--- START OF Available data ---

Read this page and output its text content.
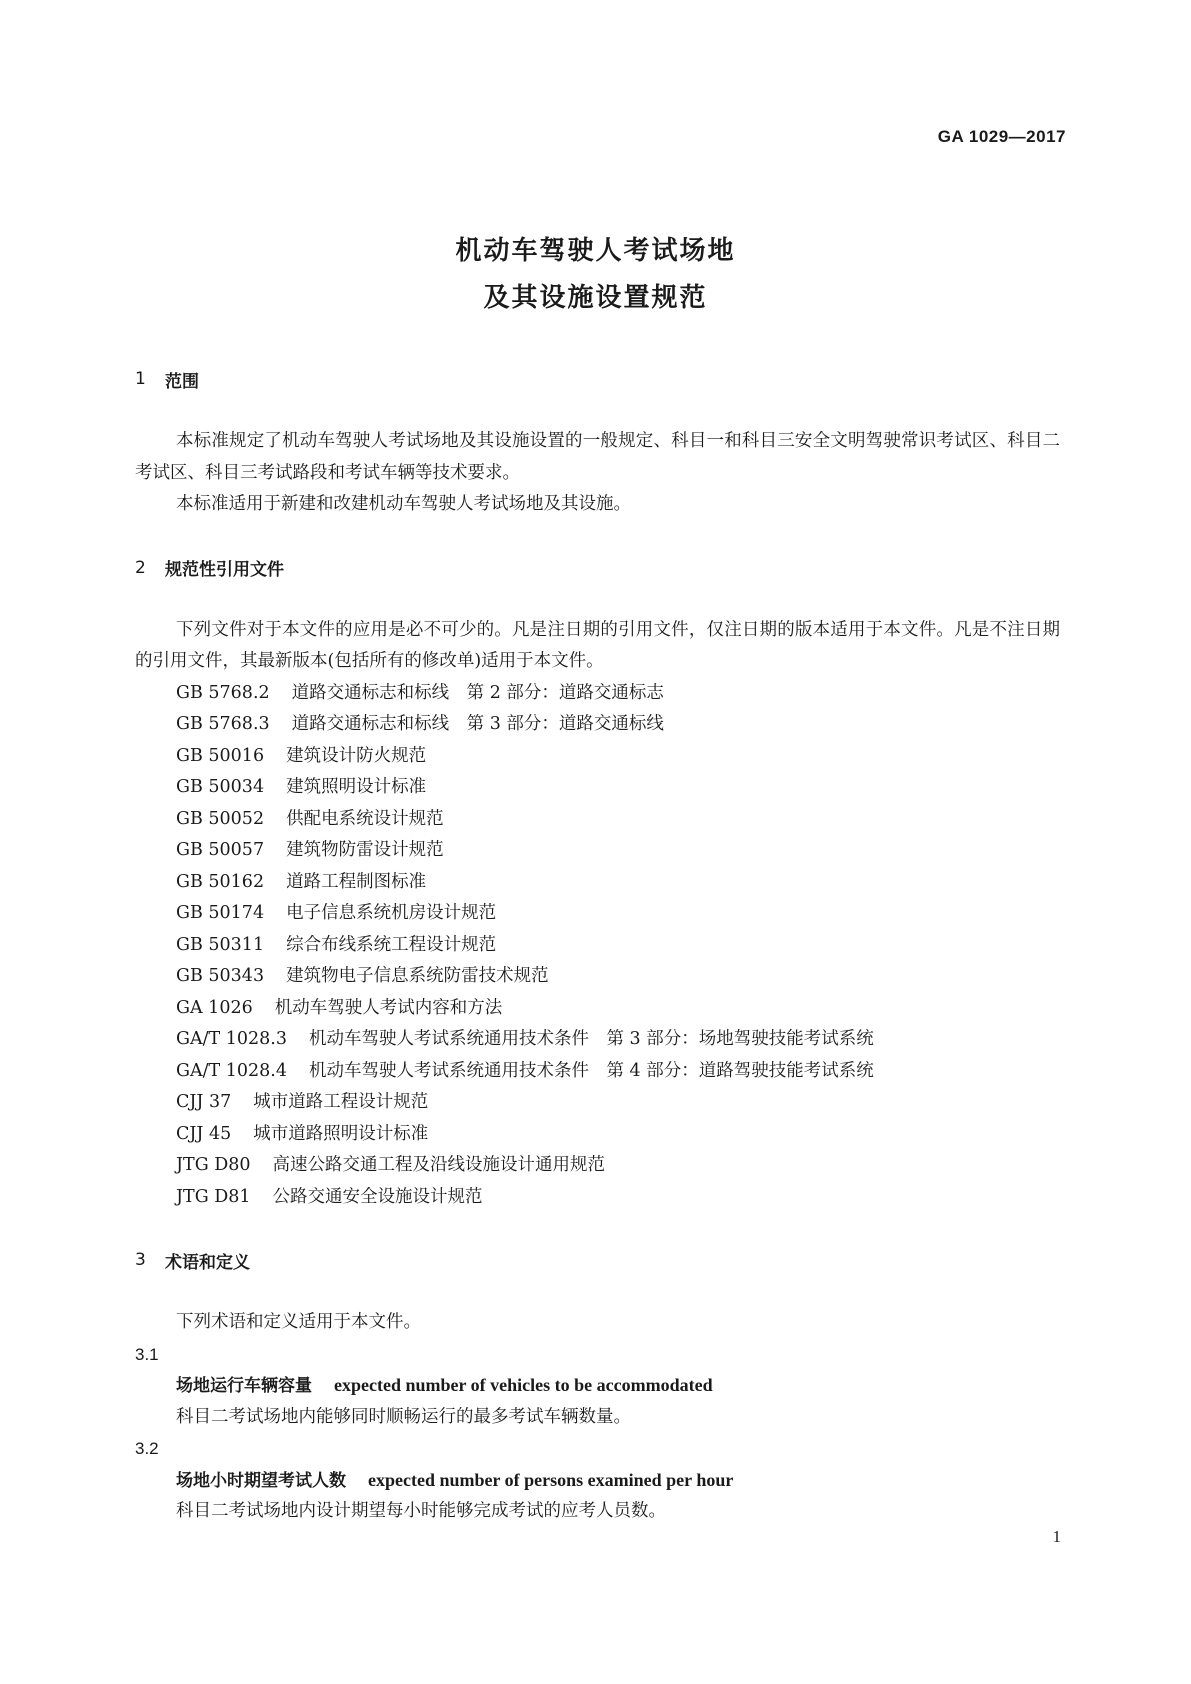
GA 1029—2017
机动车驾驶人考试场地
及其设施设置规范
1	范围

本标准规定了机动车驾驶人考试场地及其设施设置的一般规定、科目一和科目三安全文明驾驶常识考试区、科目二考试区、科目三考试路段和考试车辆等技术要求。

本标准适用于新建和改建机动车驾驶人考试场地及其设施。

2	规范性引用文件

下列文件对于本文件的应用是必不可少的。凡是注日期的引用文件，仅注日期的版本适用于本文件。凡是不注日期的引用文件，其最新版本(包括所有的修改单)适用于本文件。

GB 5768.2 道路交通标志和标线　第 2 部分：道路交通标志
GB 5768.3 道路交通标志和标线　第 3 部分：道路交通标线
GB 50016 建筑设计防火规范
GB 50034 建筑照明设计标准
GB 50052 供配电系统设计规范
GB 50057 建筑物防雷设计规范
GB 50162 道路工程制图标准
GB 50174 电子信息系统机房设计规范
GB 50311 综合布线系统工程设计规范
GB 50343 建筑物电子信息系统防雷技术规范
GA 1026 机动车驾驶人考试内容和方法
GA/T 1028.3 机动车驾驶人考试系统通用技术条件　第 3 部分：场地驾驶技能考试系统
GA/T 1028.4 机动车驾驶人考试系统通用技术条件　第 4 部分：道路驾驶技能考试系统
CJJ 37 城市道路工程设计规范
CJJ 45 城市道路照明设计标准
JTG D80 高速公路交通工程及沿线设施设计通用规范
JTG D81 公路交通安全设施设计规范
3	术语和定义

下列术语和定义适用于本文件。

3.1
场地运行车辆容量 expected number of vehicles to be accommodated
科目二考试场地内能够同时顺畅运行的最多考试车辆数量。
3.2
场地小时期望考试人数 expected number of persons examined per hour
科目二考试场地内设计期望每小时能够完成考试的应考人员数。
1
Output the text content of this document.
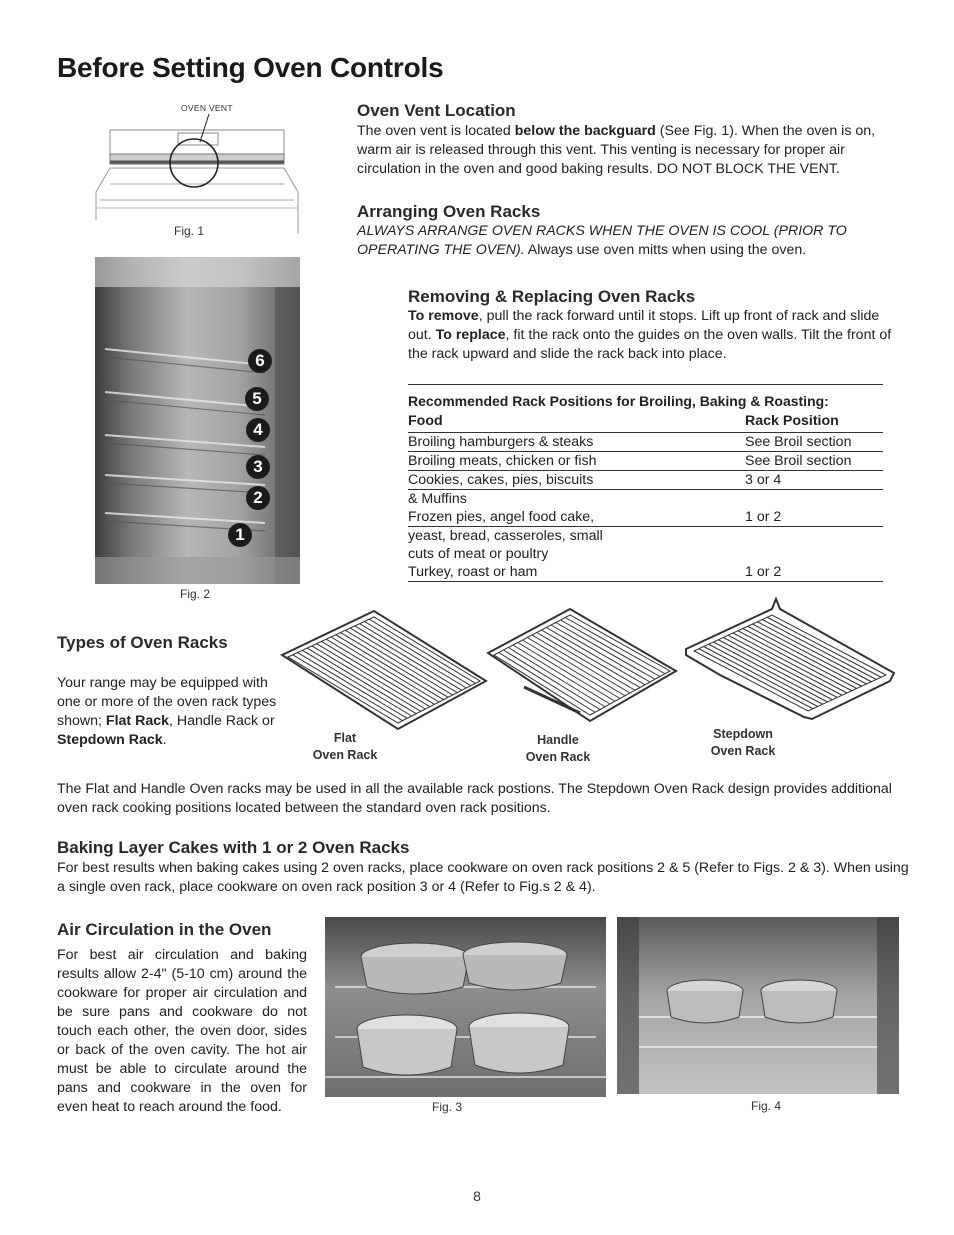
Before Setting Oven Controls
OVEN VENT
Fig. 1
6
5
4
3
2
1
Fig. 2
Oven Vent Location

The oven vent is located below the backguard (See Fig. 1). When the oven is on, warm air is released through this vent. This venting is necessary for proper air circulation in the oven and good baking results. DO NOT BLOCK THE VENT.

Arranging Oven Racks

ALWAYS ARRANGE OVEN RACKS WHEN THE OVEN IS COOL (PRIOR TO OPERATING THE OVEN). Always use oven mitts when using the oven.

Removing & Replacing Oven Racks

To remove, pull the rack forward until it stops. Lift up front of rack and slide out. To replace, fit the rack onto the guides on the oven walls. Tilt the front of the rack upward and slide the rack back into place.

Recommended Rack Positions for Broiling, Baking & Roasting:
Food	Rack Position
Broiling hamburgers & steaks	See Broil section
Broiling meats, chicken or fish	See Broil section
Cookies, cakes, pies, biscuits	3 or 4
& Muffins
Frozen pies, angel food cake,	1 or 2
yeast, bread, casseroles, small
cuts of meat or poultry
Turkey, roast or ham	1 or 2
Types of Oven Racks

Your range may be equipped with one or more of the oven rack types shown; Flat Rack, Handle Rack or Stepdown Rack.	Flat
Oven Rack
Handle
Oven Rack
Stepdown
Oven Rack

The Flat and Handle Oven racks may be used in all the available rack postions. The Stepdown Oven Rack design provides additional oven rack cooking positions located between the standard oven rack positions.

Baking Layer Cakes with 1 or 2 Oven Racks

For best results when baking cakes using 2 oven racks, place cookware on oven rack positions 2 & 5 (Refer to Figs. 2 & 3). When using a single oven rack, place cookware on oven rack position 3 or 4 (Refer to Fig.s 2 & 4).

Air Circulation in the Oven

For best air circulation and baking results allow 2-4" (5-10 cm) around the cookware for proper air circulation and be sure pans and cookware do not touch each other, the oven door, sides or back of the oven cavity. The hot air must be able to circulate around the pans and cookware in the oven for even heat to reach around the food.	Fig. 3	Fig. 4
8
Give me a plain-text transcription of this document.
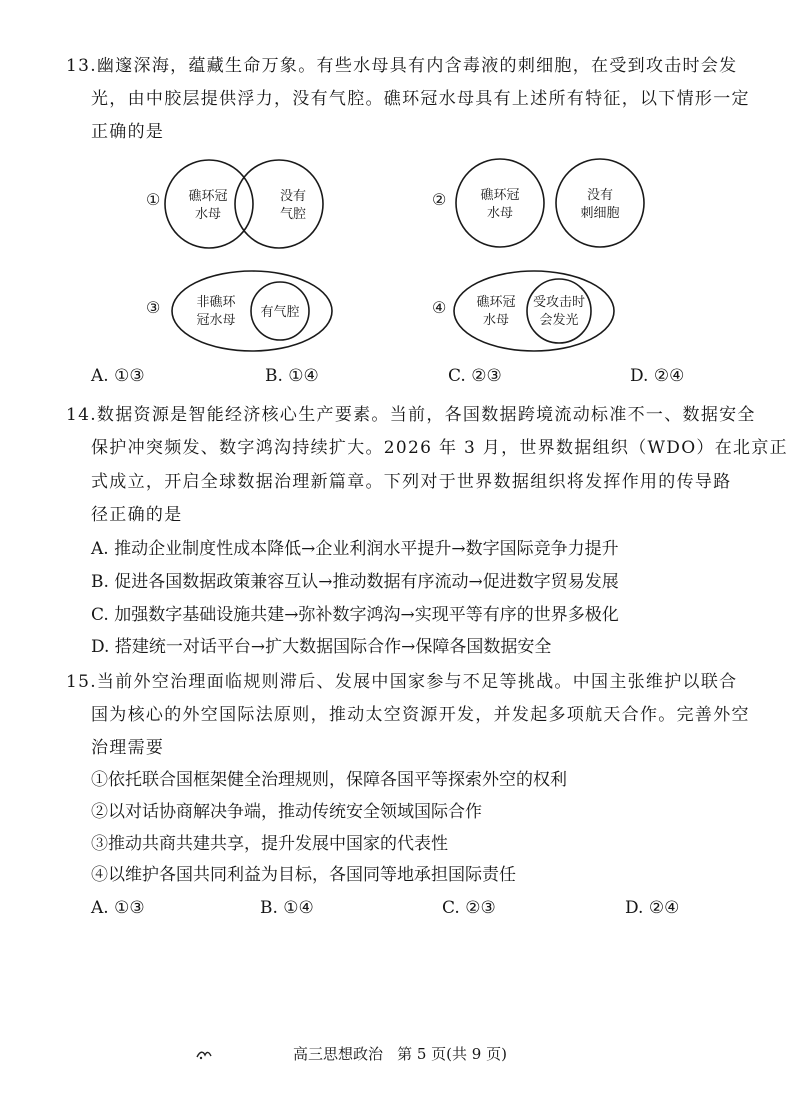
13.幽邃深海，蕴藏生命万象。有些水母具有内含毒液的刺细胞，在受到攻击时会发
光，由中胶层提供浮力，没有气腔。礁环冠水母具有上述所有特征，以下情形一定
正确的是
① 礁环冠
水母
没有
气腔
②	礁环冠
水母
没有
刺细胞
③	非礁环
冠水母
有气腔	④ 礁环冠
水母
受攻击时
会发光
A. ①③	B. ①④	C. ②③	D. ②④
14.数据资源是智能经济核心生产要素。当前，各国数据跨境流动标准不一、数据安全
保护冲突频发、数字鸿沟持续扩大。2026 年 3 月，世界数据组织（WDO）在北京正
式成立，开启全球数据治理新篇章。下列对于世界数据组织将发挥作用的传导路
径正确的是
A. 推动企业制度性成本降低→企业利润水平提升→数字国际竞争力提升
B. 促进各国数据政策兼容互认→推动数据有序流动→促进数字贸易发展
C. 加强数字基础设施共建→弥补数字鸿沟→实现平等有序的世界多极化
D. 搭建统一对话平台→扩大数据国际合作→保障各国数据安全
15.当前外空治理面临规则滞后、发展中国家参与不足等挑战。中国主张维护以联合
国为核心的外空国际法原则，推动太空资源开发，并发起多项航天合作。完善外空
治理需要
①依托联合国框架健全治理规则，保障各国平等探索外空的权利
②以对话协商解决争端，推动传统安全领域国际合作
③推动共商共建共享，提升发展中国家的代表性
④以维护各国共同利益为目标，各国同等地承担国际责任
A. ①③	B. ①④	C. ②③	D. ②④
高三思想政治 第 5 页(共 9 页)
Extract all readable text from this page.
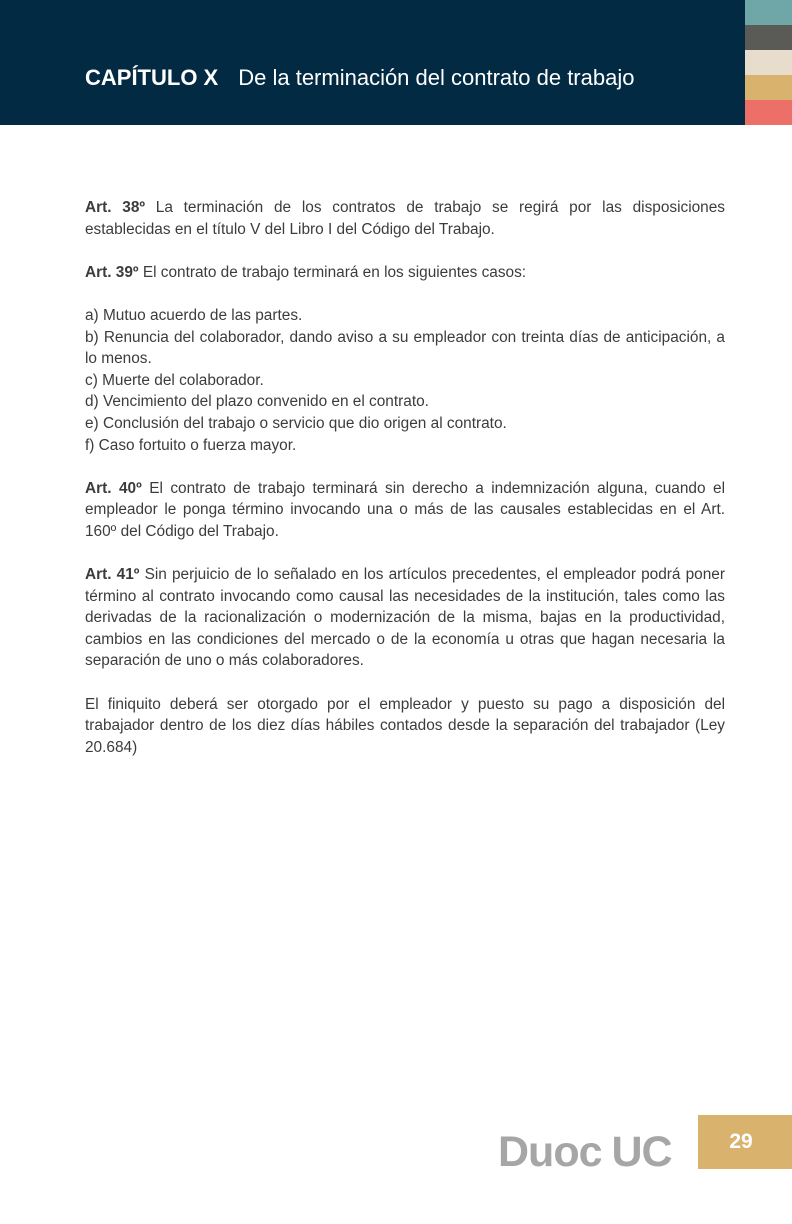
CAPÍTULO X De la terminación del contrato de trabajo

Art. 38º La terminación de los contratos de trabajo se regirá por las disposiciones establecidas en el título V del Libro I del Código del Trabajo.

Art. 39º El contrato de trabajo terminará en los siguientes casos:

a) Mutuo acuerdo de las partes.

b) Renuncia del colaborador, dando aviso a su empleador con treinta días de anticipación, a lo menos.

c) Muerte del colaborador.

d) Vencimiento del plazo convenido en el contrato.

e) Conclusión del trabajo o servicio que dio origen al contrato.

f) Caso fortuito o fuerza mayor.

Art. 40º El contrato de trabajo terminará sin derecho a indemnización alguna, cuando el empleador le ponga término invocando una o más de las causales establecidas en el Art. 160º del Código del Trabajo.

Art. 41º Sin perjuicio de lo señalado en los artículos precedentes, el empleador podrá poner término al contrato invocando como causal las necesidades de la institución, tales como las derivadas de la racionalización o modernización de la misma, bajas en la productividad, cambios en las condiciones del mercado o de la economía u otras que hagan necesaria la separación de uno o más colaboradores.

El finiquito deberá ser otorgado por el empleador y puesto su pago a disposición del trabajador dentro de los diez días hábiles contados desde la separación del trabajador (Ley 20.684)

Duoc UC	29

--- END OF Available data ---

* Exercise *
Using the records given above, list every line that includes the word "Código".

* Problem solution *
Art. 38º La terminación de los contratos de trabajo se regirá por las disposiciones establecidas en el título V del Libro I del Código del Trabajo.
Art. 40º El contrato de trabajo terminará sin derecho a indemnización alguna, cuando el empleador le ponga término invocando una o más de las causales establecidas en el Art. 160º del Código del Trabajo.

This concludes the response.